Output the material below in full, exactly as it is.

RECORDS SHOWN –
···
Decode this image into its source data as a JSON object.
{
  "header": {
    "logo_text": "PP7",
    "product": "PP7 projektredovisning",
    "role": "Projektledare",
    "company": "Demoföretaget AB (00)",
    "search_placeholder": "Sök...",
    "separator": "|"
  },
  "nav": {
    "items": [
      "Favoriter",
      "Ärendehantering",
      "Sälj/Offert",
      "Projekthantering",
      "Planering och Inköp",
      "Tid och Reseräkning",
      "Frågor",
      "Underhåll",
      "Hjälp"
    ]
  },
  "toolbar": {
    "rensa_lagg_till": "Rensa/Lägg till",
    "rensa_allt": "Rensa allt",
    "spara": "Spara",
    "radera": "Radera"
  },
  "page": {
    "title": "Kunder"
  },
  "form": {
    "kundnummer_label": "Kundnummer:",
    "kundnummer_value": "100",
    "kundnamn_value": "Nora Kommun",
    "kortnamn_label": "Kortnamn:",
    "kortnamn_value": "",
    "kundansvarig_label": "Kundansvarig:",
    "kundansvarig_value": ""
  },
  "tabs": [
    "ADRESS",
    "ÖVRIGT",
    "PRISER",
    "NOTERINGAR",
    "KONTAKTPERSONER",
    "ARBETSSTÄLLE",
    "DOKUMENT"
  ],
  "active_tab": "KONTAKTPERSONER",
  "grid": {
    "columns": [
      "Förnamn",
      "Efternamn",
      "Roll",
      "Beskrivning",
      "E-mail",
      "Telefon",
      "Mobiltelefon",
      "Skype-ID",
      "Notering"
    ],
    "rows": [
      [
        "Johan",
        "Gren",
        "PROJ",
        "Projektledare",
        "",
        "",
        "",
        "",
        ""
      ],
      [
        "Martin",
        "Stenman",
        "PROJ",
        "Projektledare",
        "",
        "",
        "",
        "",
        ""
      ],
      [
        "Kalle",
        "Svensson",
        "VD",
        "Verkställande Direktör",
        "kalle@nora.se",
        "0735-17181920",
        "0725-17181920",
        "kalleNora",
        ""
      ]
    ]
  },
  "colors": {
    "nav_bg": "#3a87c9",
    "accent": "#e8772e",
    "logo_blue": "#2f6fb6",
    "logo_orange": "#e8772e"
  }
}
···
EXERCISE OUTPUT –
Decode this image into its source data as a JSON object.
{
  "header": {
    "logo_text": "PP7",
    "product": "PP7 projektredovisning",
    "role": "Projektledare",
    "company": "Demoföretaget AB (00)",
    "search_placeholder": "Sök...",
    "separator": "|"
  },
  "nav": {
    "items": [
      "Favoriter",
      "Ärendehantering",
      "Sälj/Offert",
      "Projekthantering",
      "Planering och Inköp",
      "Tid och Reseräkning",
      "Frågor",
      "Underhåll",
      "Hjälp"
    ]
  },
  "toolbar": {
    "rensa_lagg_till": "Rensa/Lägg till",
    "rensa_allt": "Rensa allt",
    "spara": "Spara",
    "radera": "Radera"
  },
  "page": {
    "title": "Kunder"
  },
  "form": {
    "kundnummer_label": "Kundnummer:",
    "kundnummer_value": "100",
    "kundnamn_value": "Nora Kommun",
    "kortnamn_label": "Kortnamn:",
    "kortnamn_value": "",
    "kundansvarig_label": "Kundansvarig:",
    "kundansvarig_value": ""
  },
  "tabs": [
    "ADRESS",
    "ÖVRIGT",
    "PRISER",
    "NOTERINGAR",
    "KONTAKTPERSONER",
    "ARBETSSTÄLLE",
    "DOKUMENT"
  ],
  "active_tab": "KONTAKTPERSONER",
  "grid": {
    "columns": [
      "Förnamn",
      "Efternamn",
      "Roll",
      "Beskrivning",
      "E-mail",
      "Telefon",
      "Mobiltelefon",
      "Skype-ID",
      "Notering"
    ],
    "rows": [
      [
        "Johan",
        "Gren",
        "PROJ",
        "Projektledare",
        "",
        "",
        "",
        "",
        ""
      ],
      [
        "Martin",
        "Stenman",
        "PROJ",
        "Projektledare",
        "",
        "",
        "",
        "",
        ""
      ],
      [
        "Kalle",
        "Svensson",
        "VD",
        "Verkställande Direktör",
        "kalle@nora.se",
        "0735-17181920",
        "0725-17181920",
        "kalleNora",
        ""
      ]
    ]
  },
  "colors": {
    "nav_bg": "#3a87c9",
    "accent": "#e8772e",
    "logo_blue": "#2f6fb6",
    "logo_orange": "#e8772e"
  }
}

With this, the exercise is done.